Copy all of the data that follows without altering a word.

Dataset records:
>>>>

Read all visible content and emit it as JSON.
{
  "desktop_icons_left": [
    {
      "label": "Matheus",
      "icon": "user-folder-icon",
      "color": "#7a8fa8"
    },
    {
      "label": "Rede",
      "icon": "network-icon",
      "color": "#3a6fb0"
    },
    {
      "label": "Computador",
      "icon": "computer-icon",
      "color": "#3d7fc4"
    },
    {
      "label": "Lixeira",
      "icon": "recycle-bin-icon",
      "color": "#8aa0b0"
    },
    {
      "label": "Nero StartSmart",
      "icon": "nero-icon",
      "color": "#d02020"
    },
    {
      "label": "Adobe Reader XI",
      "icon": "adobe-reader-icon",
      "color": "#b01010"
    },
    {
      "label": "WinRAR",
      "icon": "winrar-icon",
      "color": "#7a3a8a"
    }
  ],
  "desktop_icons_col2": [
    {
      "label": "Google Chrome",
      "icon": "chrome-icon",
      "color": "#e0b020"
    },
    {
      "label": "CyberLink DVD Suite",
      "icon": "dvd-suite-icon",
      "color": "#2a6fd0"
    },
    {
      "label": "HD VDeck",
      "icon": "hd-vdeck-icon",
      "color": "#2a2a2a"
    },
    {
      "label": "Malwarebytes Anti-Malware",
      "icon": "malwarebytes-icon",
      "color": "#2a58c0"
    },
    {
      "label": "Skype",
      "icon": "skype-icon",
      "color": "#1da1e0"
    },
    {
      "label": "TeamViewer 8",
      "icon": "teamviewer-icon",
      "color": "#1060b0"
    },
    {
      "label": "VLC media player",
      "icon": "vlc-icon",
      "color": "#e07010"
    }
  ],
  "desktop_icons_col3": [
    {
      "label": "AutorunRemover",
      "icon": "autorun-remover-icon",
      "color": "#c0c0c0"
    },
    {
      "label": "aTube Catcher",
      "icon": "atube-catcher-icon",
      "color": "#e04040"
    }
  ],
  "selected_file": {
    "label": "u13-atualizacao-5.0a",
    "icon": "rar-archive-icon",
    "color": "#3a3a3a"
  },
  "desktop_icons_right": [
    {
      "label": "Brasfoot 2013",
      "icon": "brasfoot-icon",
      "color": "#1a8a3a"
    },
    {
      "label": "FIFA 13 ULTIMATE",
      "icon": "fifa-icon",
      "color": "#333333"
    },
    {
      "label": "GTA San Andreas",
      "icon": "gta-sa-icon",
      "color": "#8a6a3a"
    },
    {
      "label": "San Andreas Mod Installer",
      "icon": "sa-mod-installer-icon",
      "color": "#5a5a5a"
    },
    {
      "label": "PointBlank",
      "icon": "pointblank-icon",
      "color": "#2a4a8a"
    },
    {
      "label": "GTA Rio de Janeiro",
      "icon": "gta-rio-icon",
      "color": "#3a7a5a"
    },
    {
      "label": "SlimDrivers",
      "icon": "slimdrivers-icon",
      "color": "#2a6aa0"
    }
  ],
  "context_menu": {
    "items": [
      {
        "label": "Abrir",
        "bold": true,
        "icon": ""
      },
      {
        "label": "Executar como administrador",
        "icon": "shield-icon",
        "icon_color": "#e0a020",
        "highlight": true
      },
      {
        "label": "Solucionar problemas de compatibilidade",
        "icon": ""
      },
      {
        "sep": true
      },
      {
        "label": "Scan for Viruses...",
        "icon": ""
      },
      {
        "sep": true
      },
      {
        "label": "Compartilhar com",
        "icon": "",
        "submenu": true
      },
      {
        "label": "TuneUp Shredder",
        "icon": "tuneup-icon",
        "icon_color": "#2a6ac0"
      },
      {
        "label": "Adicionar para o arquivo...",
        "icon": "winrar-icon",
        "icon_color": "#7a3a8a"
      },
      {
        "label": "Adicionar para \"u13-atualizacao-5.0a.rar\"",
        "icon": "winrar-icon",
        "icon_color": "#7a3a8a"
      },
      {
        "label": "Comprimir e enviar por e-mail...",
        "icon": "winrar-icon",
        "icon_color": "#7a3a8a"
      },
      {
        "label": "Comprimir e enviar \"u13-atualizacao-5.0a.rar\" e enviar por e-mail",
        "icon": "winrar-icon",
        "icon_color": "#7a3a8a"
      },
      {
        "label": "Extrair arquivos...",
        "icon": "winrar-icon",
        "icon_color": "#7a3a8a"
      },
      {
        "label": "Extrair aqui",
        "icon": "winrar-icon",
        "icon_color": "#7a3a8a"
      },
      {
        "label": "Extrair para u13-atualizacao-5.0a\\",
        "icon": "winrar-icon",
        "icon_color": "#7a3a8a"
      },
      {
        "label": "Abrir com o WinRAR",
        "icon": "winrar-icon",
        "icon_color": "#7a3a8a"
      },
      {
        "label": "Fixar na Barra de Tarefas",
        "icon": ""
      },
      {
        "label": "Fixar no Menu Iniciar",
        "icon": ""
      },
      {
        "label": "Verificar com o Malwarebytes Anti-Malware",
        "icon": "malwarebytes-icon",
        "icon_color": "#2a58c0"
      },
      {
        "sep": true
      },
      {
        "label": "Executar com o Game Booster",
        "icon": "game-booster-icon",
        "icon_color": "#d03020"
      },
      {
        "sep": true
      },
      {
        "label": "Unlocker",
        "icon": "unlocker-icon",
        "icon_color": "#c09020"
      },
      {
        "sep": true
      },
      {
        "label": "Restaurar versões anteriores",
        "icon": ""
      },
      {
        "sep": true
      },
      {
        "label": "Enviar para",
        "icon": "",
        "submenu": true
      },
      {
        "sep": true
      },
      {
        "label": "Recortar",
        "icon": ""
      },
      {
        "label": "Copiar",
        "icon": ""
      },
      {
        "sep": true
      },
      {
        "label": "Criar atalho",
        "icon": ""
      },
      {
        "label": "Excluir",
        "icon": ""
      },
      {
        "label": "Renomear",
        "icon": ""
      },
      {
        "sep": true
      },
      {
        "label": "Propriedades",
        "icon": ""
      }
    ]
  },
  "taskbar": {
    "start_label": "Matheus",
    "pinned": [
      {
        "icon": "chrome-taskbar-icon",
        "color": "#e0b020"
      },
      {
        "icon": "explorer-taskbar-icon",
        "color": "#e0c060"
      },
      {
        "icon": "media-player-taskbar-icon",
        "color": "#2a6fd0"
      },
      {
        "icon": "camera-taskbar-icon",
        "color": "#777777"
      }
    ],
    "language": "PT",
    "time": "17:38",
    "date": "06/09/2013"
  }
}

<<<<

* Response box *
Read all visible content and emit it as JSON.
{
  "desktop_icons_left": [
    {
      "label": "Matheus",
      "icon": "user-folder-icon",
      "color": "#7a8fa8"
    },
    {
      "label": "Rede",
      "icon": "network-icon",
      "color": "#3a6fb0"
    },
    {
      "label": "Computador",
      "icon": "computer-icon",
      "color": "#3d7fc4"
    },
    {
      "label": "Lixeira",
      "icon": "recycle-bin-icon",
      "color": "#8aa0b0"
    },
    {
      "label": "Nero StartSmart",
      "icon": "nero-icon",
      "color": "#d02020"
    },
    {
      "label": "Adobe Reader XI",
      "icon": "adobe-reader-icon",
      "color": "#b01010"
    },
    {
      "label": "WinRAR",
      "icon": "winrar-icon",
      "color": "#7a3a8a"
    }
  ],
  "desktop_icons_col2": [
    {
      "label": "Google Chrome",
      "icon": "chrome-icon",
      "color": "#e0b020"
    },
    {
      "label": "CyberLink DVD Suite",
      "icon": "dvd-suite-icon",
      "color": "#2a6fd0"
    },
    {
      "label": "HD VDeck",
      "icon": "hd-vdeck-icon",
      "color": "#2a2a2a"
    },
    {
      "label": "Malwarebytes Anti-Malware",
      "icon": "malwarebytes-icon",
      "color": "#2a58c0"
    },
    {
      "label": "Skype",
      "icon": "skype-icon",
      "color": "#1da1e0"
    },
    {
      "label": "TeamViewer 8",
      "icon": "teamviewer-icon",
      "color": "#1060b0"
    },
    {
      "label": "VLC media player",
      "icon": "vlc-icon",
      "color": "#e07010"
    }
  ],
  "desktop_icons_col3": [
    {
      "label": "AutorunRemover",
      "icon": "autorun-remover-icon",
      "color": "#c0c0c0"
    },
    {
      "label": "aTube Catcher",
      "icon": "atube-catcher-icon",
      "color": "#e04040"
    }
  ],
  "selected_file": {
    "label": "u13-atualizacao-5.0a",
    "icon": "rar-archive-icon",
    "color": "#3a3a3a"
  },
  "desktop_icons_right": [
    {
      "label": "Brasfoot 2013",
      "icon": "brasfoot-icon",
      "color": "#1a8a3a"
    },
    {
      "label": "FIFA 13 ULTIMATE",
      "icon": "fifa-icon",
      "color": "#333333"
    },
    {
      "label": "GTA San Andreas",
      "icon": "gta-sa-icon",
      "color": "#8a6a3a"
    },
    {
      "label": "San Andreas Mod Installer",
      "icon": "sa-mod-installer-icon",
      "color": "#5a5a5a"
    },
    {
      "label": "PointBlank",
      "icon": "pointblank-icon",
      "color": "#2a4a8a"
    },
    {
      "label": "GTA Rio de Janeiro",
      "icon": "gta-rio-icon",
      "color": "#3a7a5a"
    },
    {
      "label": "SlimDrivers",
      "icon": "slimdrivers-icon",
      "color": "#2a6aa0"
    }
  ],
  "context_menu": {
    "items": [
      {
        "label": "Abrir",
        "bold": true,
        "icon": ""
      },
      {
        "label": "Executar como administrador",
        "icon": "shield-icon",
        "icon_color": "#e0a020",
        "highlight": true
      },
      {
        "label": "Solucionar problemas de compatibilidade",
        "icon": ""
      },
      {
        "sep": true
      },
      {
        "label": "Scan for Viruses...",
        "icon": ""
      },
      {
        "sep": true
      },
      {
        "label": "Compartilhar com",
        "icon": "",
        "submenu": true
      },
      {
        "label": "TuneUp Shredder",
        "icon": "tuneup-icon",
        "icon_color": "#2a6ac0"
      },
      {
        "label": "Adicionar para o arquivo...",
        "icon": "winrar-icon",
        "icon_color": "#7a3a8a"
      },
      {
        "label": "Adicionar para \"u13-atualizacao-5.0a.rar\"",
        "icon": "winrar-icon",
        "icon_color": "#7a3a8a"
      },
      {
        "label": "Comprimir e enviar por e-mail...",
        "icon": "winrar-icon",
        "icon_color": "#7a3a8a"
      },
      {
        "label": "Comprimir e enviar \"u13-atualizacao-5.0a.rar\" e enviar por e-mail",
        "icon": "winrar-icon",
        "icon_color": "#7a3a8a"
      },
      {
        "label": "Extrair arquivos...",
        "icon": "winrar-icon",
        "icon_color": "#7a3a8a"
      },
      {
        "label": "Extrair aqui",
        "icon": "winrar-icon",
        "icon_color": "#7a3a8a"
      },
      {
        "label": "Extrair para u13-atualizacao-5.0a\\",
        "icon": "winrar-icon",
        "icon_color": "#7a3a8a"
      },
      {
        "label": "Abrir com o WinRAR",
        "icon": "winrar-icon",
        "icon_color": "#7a3a8a"
      },
      {
        "label": "Fixar na Barra de Tarefas",
        "icon": ""
      },
      {
        "label": "Fixar no Menu Iniciar",
        "icon": ""
      },
      {
        "label": "Verificar com o Malwarebytes Anti-Malware",
        "icon": "malwarebytes-icon",
        "icon_color": "#2a58c0"
      },
      {
        "sep": true
      },
      {
        "label": "Executar com o Game Booster",
        "icon": "game-booster-icon",
        "icon_color": "#d03020"
      },
      {
        "sep": true
      },
      {
        "label": "Unlocker",
        "icon": "unlocker-icon",
        "icon_color": "#c09020"
      },
      {
        "sep": true
      },
      {
        "label": "Restaurar versões anteriores",
        "icon": ""
      },
      {
        "sep": true
      },
      {
        "label": "Enviar para",
        "icon": "",
        "submenu": true
      },
      {
        "sep": true
      },
      {
        "label": "Recortar",
        "icon": ""
      },
      {
        "label": "Copiar",
        "icon": ""
      },
      {
        "sep": true
      },
      {
        "label": "Criar atalho",
        "icon": ""
      },
      {
        "label": "Excluir",
        "icon": ""
      },
      {
        "label": "Renomear",
        "icon": ""
      },
      {
        "sep": true
      },
      {
        "label": "Propriedades",
        "icon": ""
      }
    ]
  },
  "taskbar": {
    "start_label": "Matheus",
    "pinned": [
      {
        "icon": "chrome-taskbar-icon",
        "color": "#e0b020"
      },
      {
        "icon": "explorer-taskbar-icon",
        "color": "#e0c060"
      },
      {
        "icon": "media-player-taskbar-icon",
        "color": "#2a6fd0"
      },
      {
        "icon": "camera-taskbar-icon",
        "color": "#777777"
      }
    ],
    "language": "PT",
    "time": "17:38",
    "date": "06/09/2013"
  }
}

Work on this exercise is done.